▸ **What the task requires**:
Collect each line holding the string "subtitle".

▸ **Records**:
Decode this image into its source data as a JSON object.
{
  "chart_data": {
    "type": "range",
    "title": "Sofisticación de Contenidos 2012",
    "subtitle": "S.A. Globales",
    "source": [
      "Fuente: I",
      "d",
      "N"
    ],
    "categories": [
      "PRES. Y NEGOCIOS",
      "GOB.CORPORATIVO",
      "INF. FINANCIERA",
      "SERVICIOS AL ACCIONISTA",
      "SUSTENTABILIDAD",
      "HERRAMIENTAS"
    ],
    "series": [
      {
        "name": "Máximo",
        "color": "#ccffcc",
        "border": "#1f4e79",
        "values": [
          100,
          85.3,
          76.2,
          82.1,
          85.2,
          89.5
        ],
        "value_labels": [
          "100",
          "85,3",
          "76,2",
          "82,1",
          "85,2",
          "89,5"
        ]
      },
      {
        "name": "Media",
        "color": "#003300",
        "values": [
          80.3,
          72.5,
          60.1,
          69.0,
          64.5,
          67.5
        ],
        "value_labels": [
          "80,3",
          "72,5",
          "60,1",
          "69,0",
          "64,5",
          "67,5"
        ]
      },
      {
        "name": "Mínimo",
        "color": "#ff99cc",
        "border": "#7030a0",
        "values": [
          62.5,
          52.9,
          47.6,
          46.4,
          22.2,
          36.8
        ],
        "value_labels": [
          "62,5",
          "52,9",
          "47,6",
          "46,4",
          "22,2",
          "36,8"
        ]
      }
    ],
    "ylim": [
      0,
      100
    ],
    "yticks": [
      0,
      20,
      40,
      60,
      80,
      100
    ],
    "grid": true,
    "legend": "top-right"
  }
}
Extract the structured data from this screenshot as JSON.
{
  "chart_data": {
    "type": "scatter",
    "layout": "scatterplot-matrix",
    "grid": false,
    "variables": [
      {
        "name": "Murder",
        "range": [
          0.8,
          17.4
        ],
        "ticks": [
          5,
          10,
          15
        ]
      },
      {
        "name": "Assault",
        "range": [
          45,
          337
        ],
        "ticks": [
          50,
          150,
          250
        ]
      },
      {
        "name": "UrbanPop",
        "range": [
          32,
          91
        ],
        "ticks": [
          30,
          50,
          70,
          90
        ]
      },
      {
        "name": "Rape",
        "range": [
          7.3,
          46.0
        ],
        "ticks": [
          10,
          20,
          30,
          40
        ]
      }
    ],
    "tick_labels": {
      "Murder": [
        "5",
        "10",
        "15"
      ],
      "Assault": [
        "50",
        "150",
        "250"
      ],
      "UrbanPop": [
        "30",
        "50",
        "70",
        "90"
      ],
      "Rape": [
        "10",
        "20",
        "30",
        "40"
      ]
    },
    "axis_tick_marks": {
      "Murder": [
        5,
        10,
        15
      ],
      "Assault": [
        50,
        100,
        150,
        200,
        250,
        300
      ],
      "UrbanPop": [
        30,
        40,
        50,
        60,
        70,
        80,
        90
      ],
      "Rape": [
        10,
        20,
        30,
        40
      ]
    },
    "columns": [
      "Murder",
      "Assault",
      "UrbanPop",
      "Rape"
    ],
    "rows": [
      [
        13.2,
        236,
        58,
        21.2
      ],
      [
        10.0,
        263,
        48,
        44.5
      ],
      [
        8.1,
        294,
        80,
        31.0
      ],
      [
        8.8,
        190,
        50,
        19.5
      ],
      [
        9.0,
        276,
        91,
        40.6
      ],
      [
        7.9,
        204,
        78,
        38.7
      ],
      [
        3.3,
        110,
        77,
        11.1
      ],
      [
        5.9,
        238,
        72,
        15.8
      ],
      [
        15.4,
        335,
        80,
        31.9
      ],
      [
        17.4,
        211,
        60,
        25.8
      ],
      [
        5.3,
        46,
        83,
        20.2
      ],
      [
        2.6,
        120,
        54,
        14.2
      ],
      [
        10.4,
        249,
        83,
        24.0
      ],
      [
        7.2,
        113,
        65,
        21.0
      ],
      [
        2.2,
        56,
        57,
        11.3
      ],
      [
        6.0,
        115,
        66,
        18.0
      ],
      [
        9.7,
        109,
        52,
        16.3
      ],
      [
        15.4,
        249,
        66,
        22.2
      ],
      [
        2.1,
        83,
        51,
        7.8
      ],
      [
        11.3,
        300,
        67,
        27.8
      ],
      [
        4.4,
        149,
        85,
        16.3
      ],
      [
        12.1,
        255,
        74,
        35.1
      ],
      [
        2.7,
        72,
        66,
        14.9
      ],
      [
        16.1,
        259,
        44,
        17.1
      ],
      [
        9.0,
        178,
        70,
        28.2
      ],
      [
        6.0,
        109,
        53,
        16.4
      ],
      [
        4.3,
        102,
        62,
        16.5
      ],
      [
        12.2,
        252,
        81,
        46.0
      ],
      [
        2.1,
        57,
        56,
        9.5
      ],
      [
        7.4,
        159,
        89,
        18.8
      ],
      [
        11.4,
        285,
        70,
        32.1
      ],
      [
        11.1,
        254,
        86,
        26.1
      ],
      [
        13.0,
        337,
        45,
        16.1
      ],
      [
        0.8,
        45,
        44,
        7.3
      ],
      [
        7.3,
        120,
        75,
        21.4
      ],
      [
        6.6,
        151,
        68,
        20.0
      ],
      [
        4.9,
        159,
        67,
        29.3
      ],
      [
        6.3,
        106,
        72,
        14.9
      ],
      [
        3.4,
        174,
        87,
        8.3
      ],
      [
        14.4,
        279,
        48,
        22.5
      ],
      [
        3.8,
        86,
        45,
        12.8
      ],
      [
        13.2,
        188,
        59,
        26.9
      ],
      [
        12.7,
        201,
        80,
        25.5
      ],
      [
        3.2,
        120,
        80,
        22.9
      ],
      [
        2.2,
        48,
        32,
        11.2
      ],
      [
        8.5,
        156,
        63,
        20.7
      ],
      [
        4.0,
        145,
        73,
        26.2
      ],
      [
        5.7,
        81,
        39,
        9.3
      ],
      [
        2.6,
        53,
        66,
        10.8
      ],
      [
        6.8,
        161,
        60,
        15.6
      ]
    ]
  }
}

---

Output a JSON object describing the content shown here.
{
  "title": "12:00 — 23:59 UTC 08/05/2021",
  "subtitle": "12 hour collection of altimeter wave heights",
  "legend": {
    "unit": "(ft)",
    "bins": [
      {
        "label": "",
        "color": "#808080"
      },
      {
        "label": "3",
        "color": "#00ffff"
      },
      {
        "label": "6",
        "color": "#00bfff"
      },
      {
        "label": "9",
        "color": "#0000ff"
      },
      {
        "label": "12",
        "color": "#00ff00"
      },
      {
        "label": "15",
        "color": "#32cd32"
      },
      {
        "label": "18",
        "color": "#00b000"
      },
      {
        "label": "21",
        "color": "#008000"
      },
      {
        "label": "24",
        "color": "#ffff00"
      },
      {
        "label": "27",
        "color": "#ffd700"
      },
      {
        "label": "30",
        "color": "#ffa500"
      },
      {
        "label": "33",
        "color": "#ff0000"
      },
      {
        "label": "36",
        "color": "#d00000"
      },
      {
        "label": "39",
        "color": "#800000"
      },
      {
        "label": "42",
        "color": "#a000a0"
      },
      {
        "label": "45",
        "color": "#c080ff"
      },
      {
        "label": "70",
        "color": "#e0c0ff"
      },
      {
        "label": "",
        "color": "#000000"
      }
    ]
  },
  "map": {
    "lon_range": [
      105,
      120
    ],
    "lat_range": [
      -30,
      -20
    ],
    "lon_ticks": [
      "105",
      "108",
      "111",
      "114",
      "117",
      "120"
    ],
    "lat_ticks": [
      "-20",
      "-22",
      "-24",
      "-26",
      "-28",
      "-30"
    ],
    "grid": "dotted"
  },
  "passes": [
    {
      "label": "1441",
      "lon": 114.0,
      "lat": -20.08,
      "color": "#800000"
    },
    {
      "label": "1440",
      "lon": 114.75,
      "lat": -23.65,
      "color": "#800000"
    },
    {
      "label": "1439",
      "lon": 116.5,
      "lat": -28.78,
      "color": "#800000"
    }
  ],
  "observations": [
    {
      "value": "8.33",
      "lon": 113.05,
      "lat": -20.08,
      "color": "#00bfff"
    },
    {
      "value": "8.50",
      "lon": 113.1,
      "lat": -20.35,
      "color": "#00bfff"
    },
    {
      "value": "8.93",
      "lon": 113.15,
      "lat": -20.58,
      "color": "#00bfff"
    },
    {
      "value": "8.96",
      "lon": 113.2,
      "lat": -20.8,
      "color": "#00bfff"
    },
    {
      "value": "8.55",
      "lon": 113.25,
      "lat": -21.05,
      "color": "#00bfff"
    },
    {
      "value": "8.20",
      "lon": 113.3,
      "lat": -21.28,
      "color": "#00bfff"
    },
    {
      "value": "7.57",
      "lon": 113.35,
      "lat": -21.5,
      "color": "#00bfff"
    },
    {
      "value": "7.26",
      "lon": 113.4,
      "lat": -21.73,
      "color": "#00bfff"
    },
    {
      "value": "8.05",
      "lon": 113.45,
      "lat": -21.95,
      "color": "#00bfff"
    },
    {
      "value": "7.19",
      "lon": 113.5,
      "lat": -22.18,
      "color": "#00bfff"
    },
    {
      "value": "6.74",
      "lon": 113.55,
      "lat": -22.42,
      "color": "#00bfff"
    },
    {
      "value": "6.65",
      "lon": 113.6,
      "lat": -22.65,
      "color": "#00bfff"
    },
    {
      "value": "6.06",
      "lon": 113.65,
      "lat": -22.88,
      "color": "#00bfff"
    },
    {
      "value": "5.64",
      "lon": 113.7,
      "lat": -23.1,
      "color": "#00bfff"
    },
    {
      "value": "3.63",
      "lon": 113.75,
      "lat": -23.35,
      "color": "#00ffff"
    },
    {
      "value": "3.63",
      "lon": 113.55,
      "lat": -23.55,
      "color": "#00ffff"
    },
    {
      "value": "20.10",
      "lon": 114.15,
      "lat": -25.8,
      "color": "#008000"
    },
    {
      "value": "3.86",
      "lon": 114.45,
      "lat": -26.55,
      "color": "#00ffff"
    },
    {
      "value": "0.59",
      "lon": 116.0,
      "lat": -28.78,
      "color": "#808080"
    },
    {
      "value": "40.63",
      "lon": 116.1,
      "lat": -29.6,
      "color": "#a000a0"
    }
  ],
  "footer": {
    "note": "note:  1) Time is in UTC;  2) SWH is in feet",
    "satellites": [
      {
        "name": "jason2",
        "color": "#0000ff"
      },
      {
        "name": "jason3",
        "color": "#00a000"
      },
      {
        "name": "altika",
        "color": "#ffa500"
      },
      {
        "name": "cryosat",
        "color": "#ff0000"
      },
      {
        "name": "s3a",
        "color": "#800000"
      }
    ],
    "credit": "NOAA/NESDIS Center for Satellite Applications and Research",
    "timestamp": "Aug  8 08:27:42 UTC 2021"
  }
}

▸ **Answer to the problem**:
    "subtitle": "S.A. Globales",
  "subtitle": "12 hour collection of altimeter wave heights",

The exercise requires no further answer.